::: MATERIAL PROVIDED

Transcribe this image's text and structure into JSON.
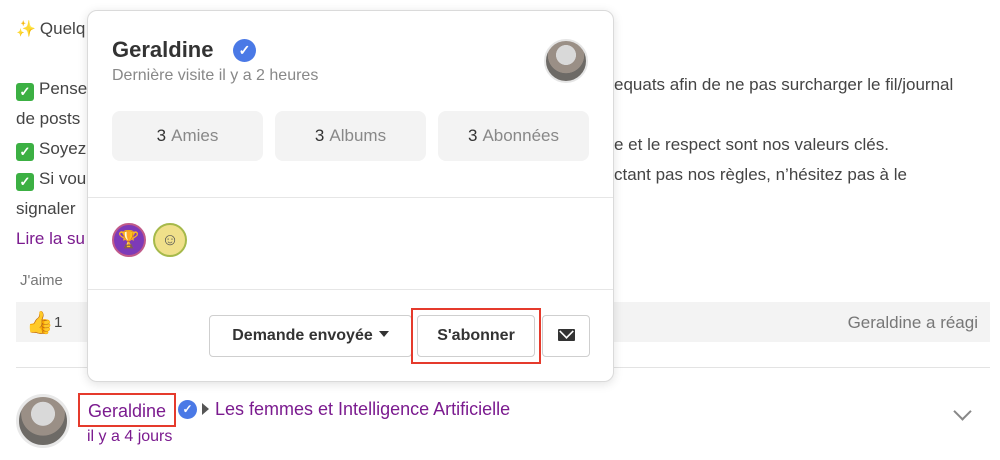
{
  "post": {
    "lines": [
      {
        "icon": "sparkles",
        "text": "Quelq"
      },
      {
        "icon": "",
        "text": ""
      },
      {
        "icon": "check",
        "text": "Pense"
      },
      {
        "icon": "",
        "text": "de posts"
      },
      {
        "icon": "check",
        "text": "Soyez"
      },
      {
        "icon": "check",
        "text": "Si vou"
      },
      {
        "icon": "",
        "text": "signaler"
      }
    ],
    "right_fragments": [
      "equats afin de ne pas surcharger le fil/journal",
      "e et le respect sont nos valeurs clés.",
      "ctant pas nos règles, n’hésitez pas à le"
    ],
    "read_more": "Lire la su",
    "like_label": "J'aime",
    "reaction_count": "1",
    "reacted_text": "Geraldine a réagi"
  },
  "author": {
    "name": "Geraldine",
    "group": "Les femmes et Intelligence Artificielle",
    "time_ago": "il y a 4 jours"
  },
  "profile_card": {
    "name": "Geraldine",
    "last_visit": "Dernière visite il y a 2 heures",
    "stats": [
      {
        "count": "3",
        "label": "Amies"
      },
      {
        "count": "3",
        "label": "Albums"
      },
      {
        "count": "3",
        "label": "Abonnées"
      }
    ],
    "badges": [
      "trophy-badge",
      "smiley-badge"
    ],
    "buttons": {
      "request": "Demande envoyée",
      "subscribe": "S'abonner",
      "message_icon": "envelope-icon"
    }
  },
  "colors": {
    "link": "#7b1b8f",
    "verified": "#4a79e6",
    "highlight": "#e53a2c"
  }
}
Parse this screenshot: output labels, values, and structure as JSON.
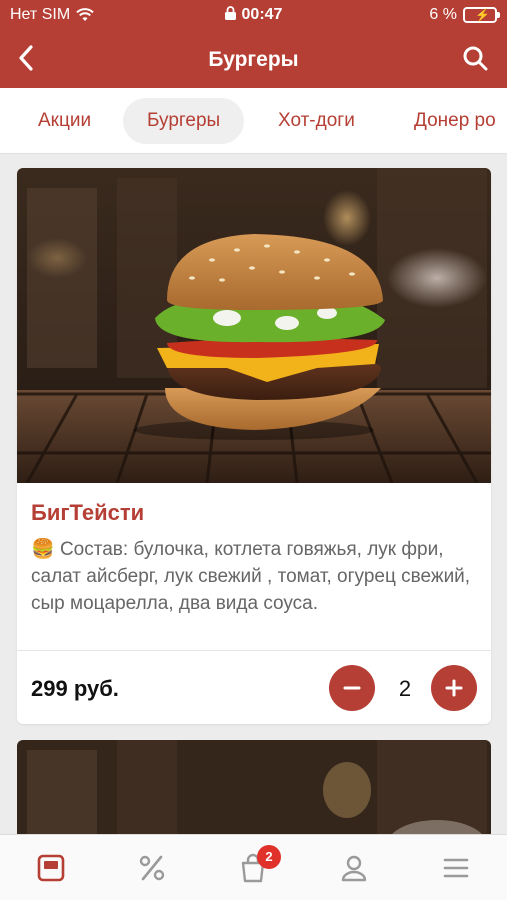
{
  "status_bar": {
    "carrier": "Нет SIM",
    "time": "00:47",
    "battery": "6 %"
  },
  "nav": {
    "title": "Бургеры"
  },
  "tabs": [
    {
      "label": "Акции",
      "active": false
    },
    {
      "label": "Бургеры",
      "active": true
    },
    {
      "label": "Хот-доги",
      "active": false
    },
    {
      "label": "Донер ро",
      "active": false
    }
  ],
  "product": {
    "name": "БигТейсти",
    "emoji": "🍔",
    "description": "Состав: булочка, котлета говяжья, лук фри, салат айсберг, лук свежий , томат, огурец свежий, сыр моцарелла, два вида соуса.",
    "price": "299 руб.",
    "quantity": "2"
  },
  "bottom_nav": {
    "cart_badge": "2"
  },
  "colors": {
    "brand": "#b53f34",
    "badge": "#e0322b"
  }
}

::::::

## STATED GOAL
Reproduce the whole listing above word for word, but not its pictures.

## REPLY TO THE TASK
Transcribe this image's text and structure into JSON.
{
  "post": {
    "lines": [
      {
        "icon": "sparkles",
        "text": "Quelq"
      },
      {
        "icon": "",
        "text": ""
      },
      {
        "icon": "check",
        "text": "Pense"
      },
      {
        "icon": "",
        "text": "de posts"
      },
      {
        "icon": "check",
        "text": "Soyez"
      },
      {
        "icon": "check",
        "text": "Si vou"
      },
      {
        "icon": "",
        "text": "signaler"
      }
    ],
    "right_fragments": [
      "equats afin de ne pas surcharger le fil/journal",
      "e et le respect sont nos valeurs clés.",
      "ctant pas nos règles, n’hésitez pas à le"
    ],
    "read_more": "Lire la su",
    "like_label": "J'aime",
    "reaction_count": "1",
    "reacted_text": "Geraldine a réagi"
  },
  "author": {
    "name": "Geraldine",
    "group": "Les femmes et Intelligence Artificielle",
    "time_ago": "il y a 4 jours"
  },
  "profile_card": {
    "name": "Geraldine",
    "last_visit": "Dernière visite il y a 2 heures",
    "stats": [
      {
        "count": "3",
        "label": "Amies"
      },
      {
        "count": "3",
        "label": "Albums"
      },
      {
        "count": "3",
        "label": "Abonnées"
      }
    ],
    "badges": [
      "trophy-badge",
      "smiley-badge"
    ],
    "buttons": {
      "request": "Demande envoyée",
      "subscribe": "S'abonner",
      "message_icon": "envelope-icon"
    }
  },
  "colors": {
    "link": "#7b1b8f",
    "verified": "#4a79e6",
    "highlight": "#e53a2c"
  }
}
Parse this screenshot: output labels, values, and structure as JSON.
{
  "status_bar": {
    "carrier": "Нет SIM",
    "time": "00:47",
    "battery": "6 %"
  },
  "nav": {
    "title": "Бургеры"
  },
  "tabs": [
    {
      "label": "Акции",
      "active": false
    },
    {
      "label": "Бургеры",
      "active": true
    },
    {
      "label": "Хот-доги",
      "active": false
    },
    {
      "label": "Донер ро",
      "active": false
    }
  ],
  "product": {
    "name": "БигТейсти",
    "emoji": "🍔",
    "description": "Состав: булочка, котлета говяжья, лук фри, салат айсберг, лук свежий , томат, огурец свежий, сыр моцарелла, два вида соуса.",
    "price": "299 руб.",
    "quantity": "2"
  },
  "bottom_nav": {
    "cart_badge": "2"
  },
  "colors": {
    "brand": "#b53f34",
    "badge": "#e0322b"
  }
}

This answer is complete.